- INSTRUCTIONS FOR THE TASK
Your task is to repeat the entries word for word while leaving out the pictures.

- Saved entries
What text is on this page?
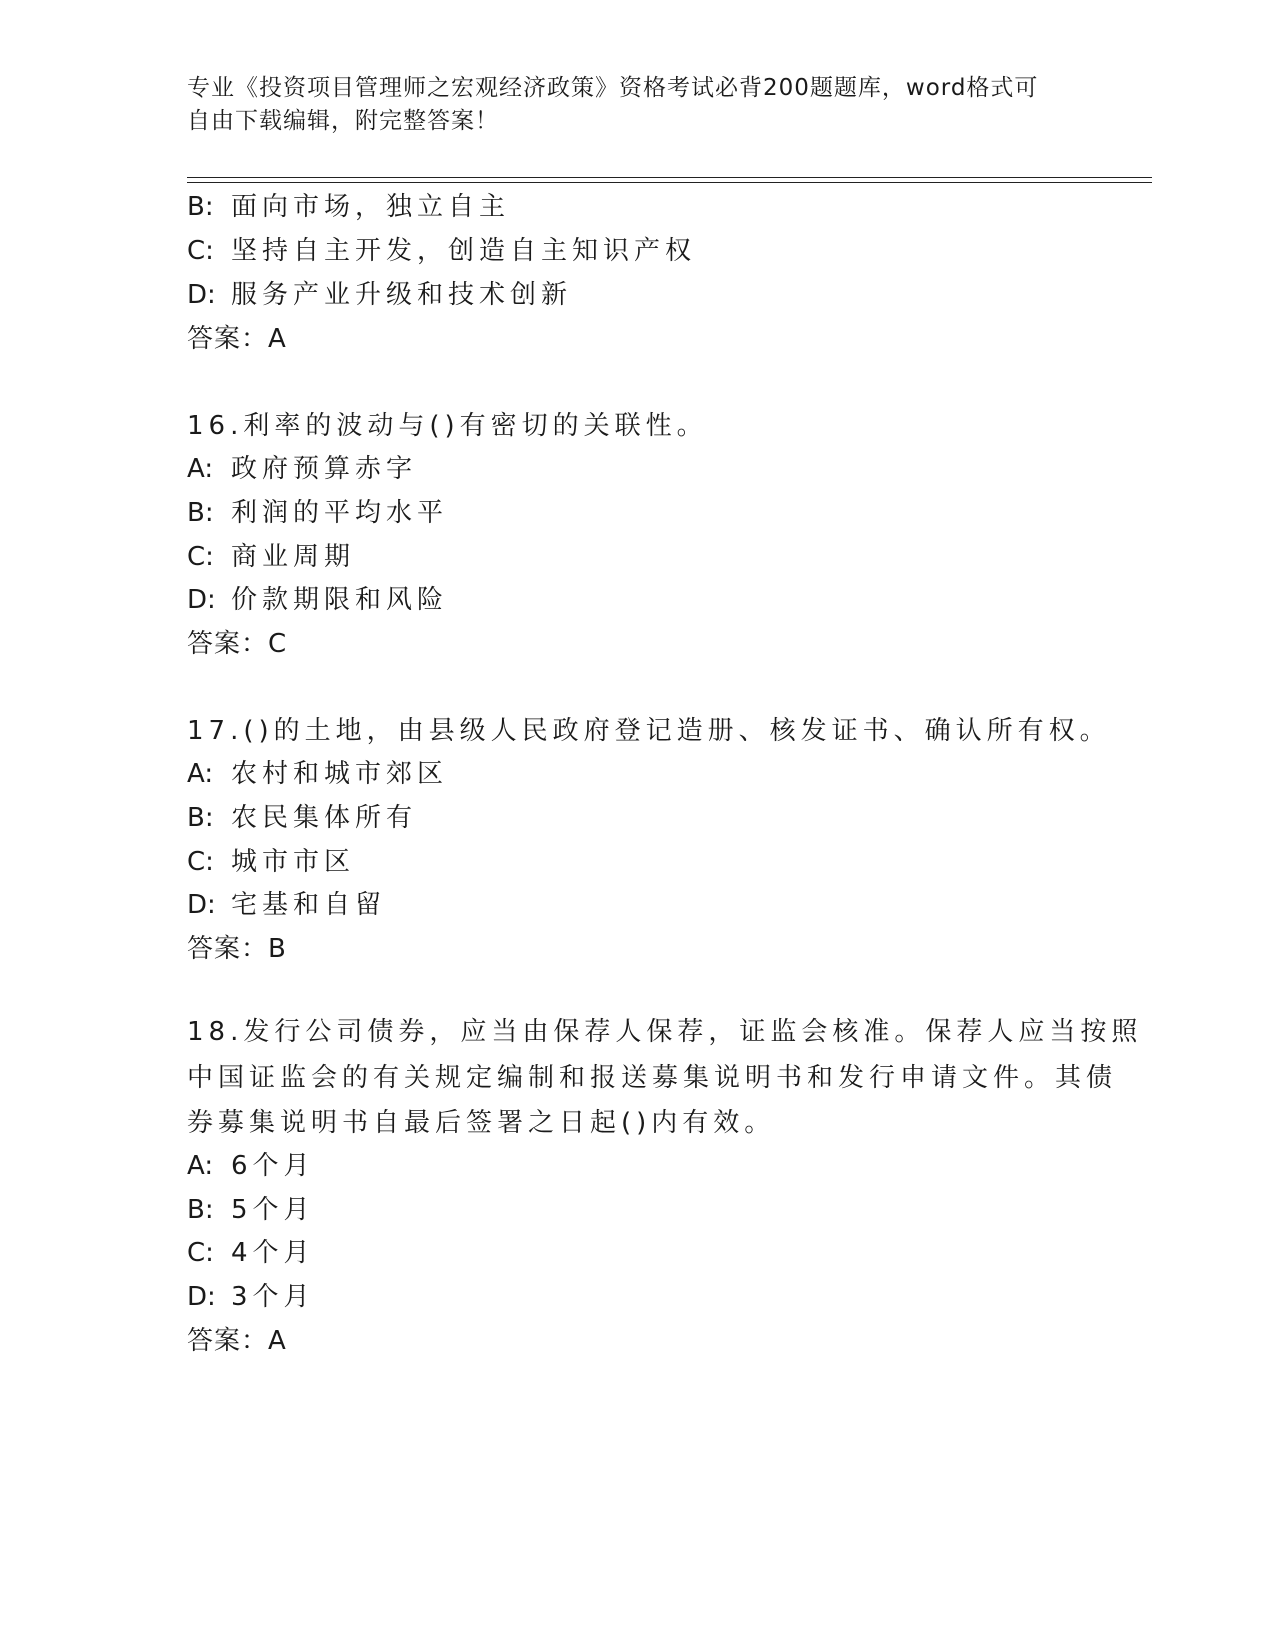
专业《投资项目管理师之宏观经济政策》资格考试必背200题题库，word格式可
自由下载编辑，附完整答案！
B: 面向市场，独立自主
C: 坚持自主开发，创造自主知识产权
D: 服务产业升级和技术创新
答案：A
16.利率的波动与()有密切的关联性。
A: 政府预算赤字
B: 利润的平均水平
C: 商业周期
D: 价款期限和风险
答案：C
17.()的土地，由县级人民政府登记造册、核发证书、确认所有权。
A: 农村和城市郊区
B: 农民集体所有
C: 城市市区
D: 宅基和自留
答案：B
18.发行公司债券，应当由保荐人保荐，证监会核准。保荐人应当按照
中国证监会的有关规定编制和报送募集说明书和发行申请文件。其债
券募集说明书自最后签署之日起()内有效。
A: 6个月
B: 5个月
C: 4个月
D: 3个月
答案：A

- OUTPUT FOR THIS TASK
What text is on this page?
专业《投资项目管理师之宏观经济政策》资格考试必背200题题库，word格式可
自由下载编辑，附完整答案！
B: 面向市场，独立自主
C: 坚持自主开发，创造自主知识产权
D: 服务产业升级和技术创新
答案：A
16.利率的波动与()有密切的关联性。
A: 政府预算赤字
B: 利润的平均水平
C: 商业周期
D: 价款期限和风险
答案：C
17.()的土地，由县级人民政府登记造册、核发证书、确认所有权。
A: 农村和城市郊区
B: 农民集体所有
C: 城市市区
D: 宅基和自留
答案：B
18.发行公司债券，应当由保荐人保荐，证监会核准。保荐人应当按照
中国证监会的有关规定编制和报送募集说明书和发行申请文件。其债
券募集说明书自最后签署之日起()内有效。
A: 6个月
B: 5个月
C: 4个月
D: 3个月
答案：A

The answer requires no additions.